— start of SOURCE PASSAGE —

So, you see, a number of people could have had the opportunity to interfere with an almost blank page and turn the two circles (the beginnings of a diagram) into a bicycle.
I have explained to you, in what I wrote above, that it is almost impossible that a student from Leonardo's studio did any of the drawings on that page. They are all much too badly drawn to have been done by someone in Leonardo's studio.
They have plainly been drawn by someone who had access to those sheets of paper just shortly before Marinoni found the bicycle. In other words, they are a successful hoax.
One thing we know for absolute certain is that Leonardo da Vinci himself did not draw that bicycle. There is not the tiniest bit of doubt about that, even in Marinoni's mind.
Amandajm (talk) 11:27, 8 June 2012 (UTC)[reply]

Too nice?

Is there nothing critical to say about him? Is this article truly objective and encyclopedic?

— end of SOURCE PASSAGE —
— start of ITEMS —

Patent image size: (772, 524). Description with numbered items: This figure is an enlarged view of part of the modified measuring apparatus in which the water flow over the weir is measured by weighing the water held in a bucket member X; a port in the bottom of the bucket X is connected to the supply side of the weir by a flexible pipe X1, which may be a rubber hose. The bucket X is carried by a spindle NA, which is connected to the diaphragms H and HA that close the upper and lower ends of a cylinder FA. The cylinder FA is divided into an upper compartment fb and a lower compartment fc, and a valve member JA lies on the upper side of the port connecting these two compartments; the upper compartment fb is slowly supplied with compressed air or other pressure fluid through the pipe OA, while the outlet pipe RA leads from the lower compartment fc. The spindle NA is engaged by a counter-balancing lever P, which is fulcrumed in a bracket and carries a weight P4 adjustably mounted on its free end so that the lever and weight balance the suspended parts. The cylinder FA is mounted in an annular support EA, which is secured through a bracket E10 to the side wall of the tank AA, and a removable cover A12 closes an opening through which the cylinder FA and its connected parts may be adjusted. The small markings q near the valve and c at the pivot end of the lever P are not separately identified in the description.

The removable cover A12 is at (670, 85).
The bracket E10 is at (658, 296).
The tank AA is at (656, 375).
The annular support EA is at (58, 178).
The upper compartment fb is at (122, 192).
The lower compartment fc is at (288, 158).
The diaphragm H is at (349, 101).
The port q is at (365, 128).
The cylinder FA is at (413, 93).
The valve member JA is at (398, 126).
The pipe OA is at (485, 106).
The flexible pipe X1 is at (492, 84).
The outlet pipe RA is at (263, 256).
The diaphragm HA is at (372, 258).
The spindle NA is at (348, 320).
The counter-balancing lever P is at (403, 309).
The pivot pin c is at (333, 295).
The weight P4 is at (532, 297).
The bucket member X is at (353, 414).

— end of ITEMS —

WHAT THIS EXERCISE ASKS:
1. Answer these questions from the bicycle drawing discussion:
(a) What were the two circles on the almost blank page the beginnings of?
(b) What reason is given for doubting that a student from Leonardo's studio made the drawings?
(c) Who found the bicycle?
2. Shorten the paragraph of the bicycle drawing discussion that begins "I have explained to you," and keep its main facts.
3. Write out the part of the bicycle drawing discussion between "They have plainly" and "in Marinoni's mind.", inclusive.

SOLUTIONS PER TASK:
1.
(a) A diagram.
(b) They are all much too badly drawn to have been done by someone in Leonardo's studio.
(c) Marinoni.

2. It is almost impossible that a student from Leonardo's studio made any of the drawings on that page, because they are all far too badly drawn for someone in that studio.

3.
They have plainly been drawn by someone who had access to those sheets of paper just shortly before Marinoni found the bicycle. In other words, they are a successful hoax.
One thing we know for absolute certain is that Leonardo da Vinci himself did not draw that bicycle. There is not the tiniest bit of doubt about that, even in Marinoni's mind.